Raw data.

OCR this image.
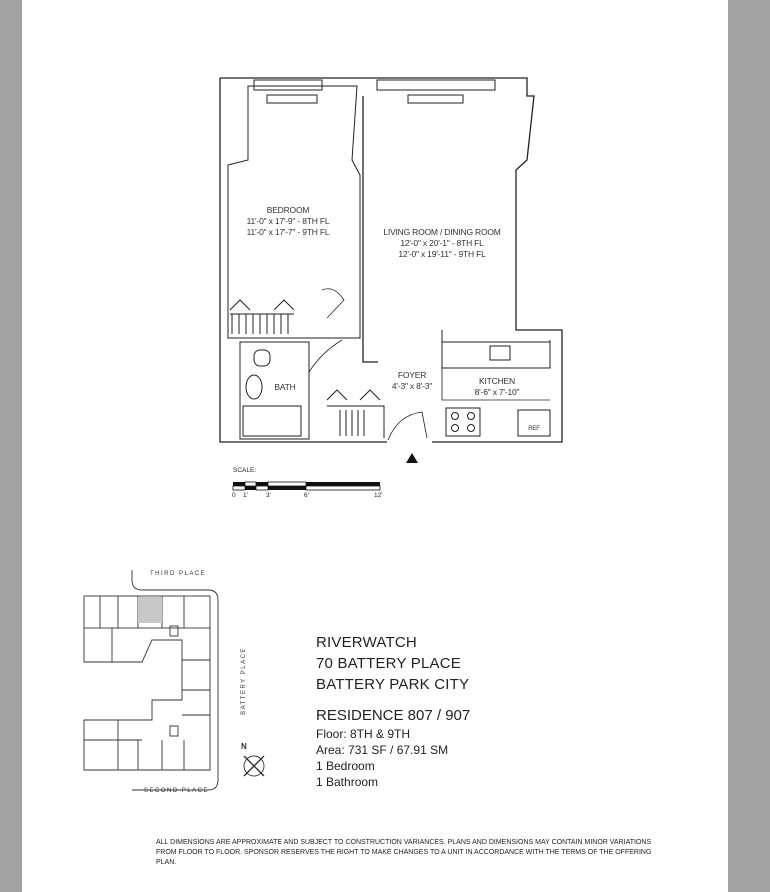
BEDROOM
11'-0" x 17'-9" - 8TH FL
11'-0" x 17'-7" - 9TH FL	LIVING ROOM / DINING ROOM
12'-0" x 20'-1" - 8TH FL
12'-0" x 19'-11" - 9TH FL
BATH
FOYER
4'-3" x 8'-3"	KITCHEN
8'-6" x 7'-10"
REF
SCALE:
0 1'	3'	6'	12'
THIRD PLACE
BATTERY PLACE
SECOND PLACE
N
RIVERWATCH
70 BATTERY PLACE
BATTERY PARK CITY
RESIDENCE 807 / 907
Floor: 8TH & 9TH
Area: 731 SF / 67.91 SM
1 Bedroom
1 Bathroom
ALL DIMENSIONS ARE APPROXIMATE AND SUBJECT TO CONSTRUCTION VARIANCES. PLANS AND DIMENSIONS MAY CONTAIN MINOR VARIATIONS FROM FLOOR TO FLOOR. SPONSOR RESERVES THE RIGHT TO MAKE CHANGES TO A UNIT IN ACCORDANCE WITH THE TERMS OF THE OFFERING PLAN.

Instructions for the task.
Except for the pictures, give all the material above again verbatim.

Response.
OCR this image.
BEDROOM
11'-0" x 17'-9" - 8TH FL
11'-0" x 17'-7" - 9TH FL	LIVING ROOM / DINING ROOM
12'-0" x 20'-1" - 8TH FL
12'-0" x 19'-11" - 9TH FL
BATH
FOYER
4'-3" x 8'-3"	KITCHEN
8'-6" x 7'-10"
REF
SCALE:
0 1'	3'	6'	12'
THIRD PLACE
BATTERY PLACE
SECOND PLACE
N
RIVERWATCH
70 BATTERY PLACE
BATTERY PARK CITY
RESIDENCE 807 / 907
Floor: 8TH & 9TH
Area: 731 SF / 67.91 SM
1 Bedroom
1 Bathroom
ALL DIMENSIONS ARE APPROXIMATE AND SUBJECT TO CONSTRUCTION VARIANCES. PLANS AND DIMENSIONS MAY CONTAIN MINOR VARIATIONS FROM FLOOR TO FLOOR. SPONSOR RESERVES THE RIGHT TO MAKE CHANGES TO A UNIT IN ACCORDANCE WITH THE TERMS OF THE OFFERING PLAN.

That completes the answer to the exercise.